Instruction: Your task is to repeat the entries exactly. Leave the pictures out.

Input:

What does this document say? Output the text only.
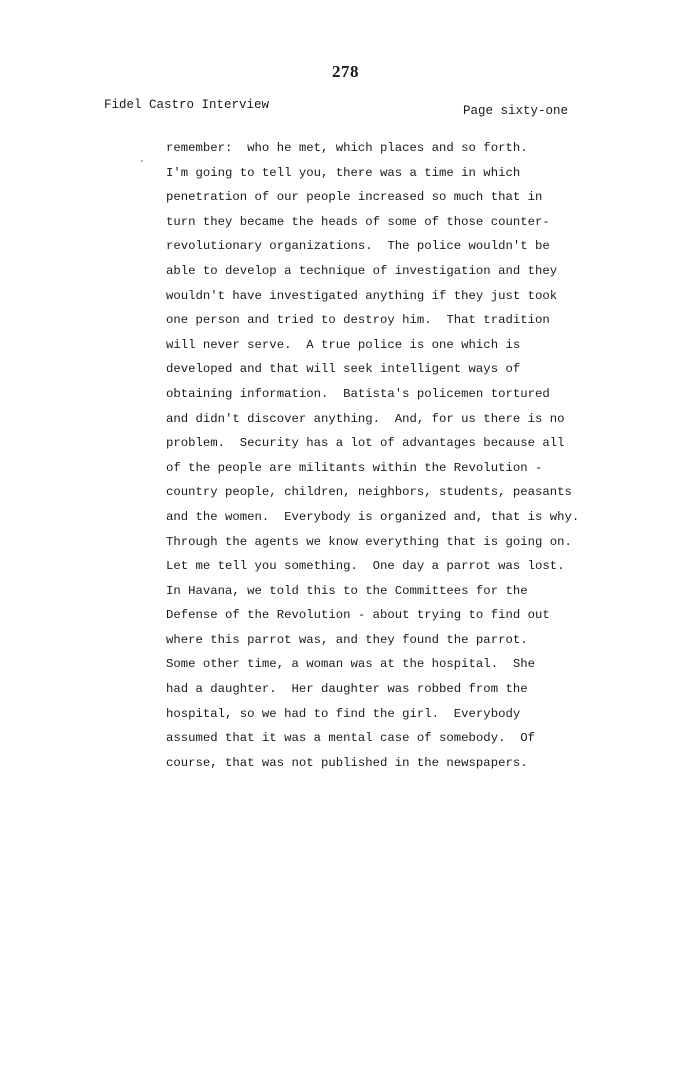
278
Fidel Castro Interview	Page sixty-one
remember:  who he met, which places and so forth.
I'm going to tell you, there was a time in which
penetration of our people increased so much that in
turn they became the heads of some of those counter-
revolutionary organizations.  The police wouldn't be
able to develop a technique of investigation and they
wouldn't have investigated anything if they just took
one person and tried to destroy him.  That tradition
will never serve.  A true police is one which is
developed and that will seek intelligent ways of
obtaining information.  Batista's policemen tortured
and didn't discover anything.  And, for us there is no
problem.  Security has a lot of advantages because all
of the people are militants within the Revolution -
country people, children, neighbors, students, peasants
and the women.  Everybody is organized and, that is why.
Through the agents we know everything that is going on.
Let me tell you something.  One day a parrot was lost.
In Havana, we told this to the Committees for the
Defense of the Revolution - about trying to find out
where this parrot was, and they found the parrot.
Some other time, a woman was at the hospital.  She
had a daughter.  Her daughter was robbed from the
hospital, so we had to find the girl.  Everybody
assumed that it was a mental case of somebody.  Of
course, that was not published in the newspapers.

Solution to the exercise:
What does this document say? Output the text only.
278
Fidel Castro Interview	Page sixty-one
remember:  who he met, which places and so forth.
I'm going to tell you, there was a time in which
penetration of our people increased so much that in
turn they became the heads of some of those counter-
revolutionary organizations.  The police wouldn't be
able to develop a technique of investigation and they
wouldn't have investigated anything if they just took
one person and tried to destroy him.  That tradition
will never serve.  A true police is one which is
developed and that will seek intelligent ways of
obtaining information.  Batista's policemen tortured
and didn't discover anything.  And, for us there is no
problem.  Security has a lot of advantages because all
of the people are militants within the Revolution -
country people, children, neighbors, students, peasants
and the women.  Everybody is organized and, that is why.
Through the agents we know everything that is going on.
Let me tell you something.  One day a parrot was lost.
In Havana, we told this to the Committees for the
Defense of the Revolution - about trying to find out
where this parrot was, and they found the parrot.
Some other time, a woman was at the hospital.  She
had a daughter.  Her daughter was robbed from the
hospital, so we had to find the girl.  Everybody
assumed that it was a mental case of somebody.  Of
course, that was not published in the newspapers.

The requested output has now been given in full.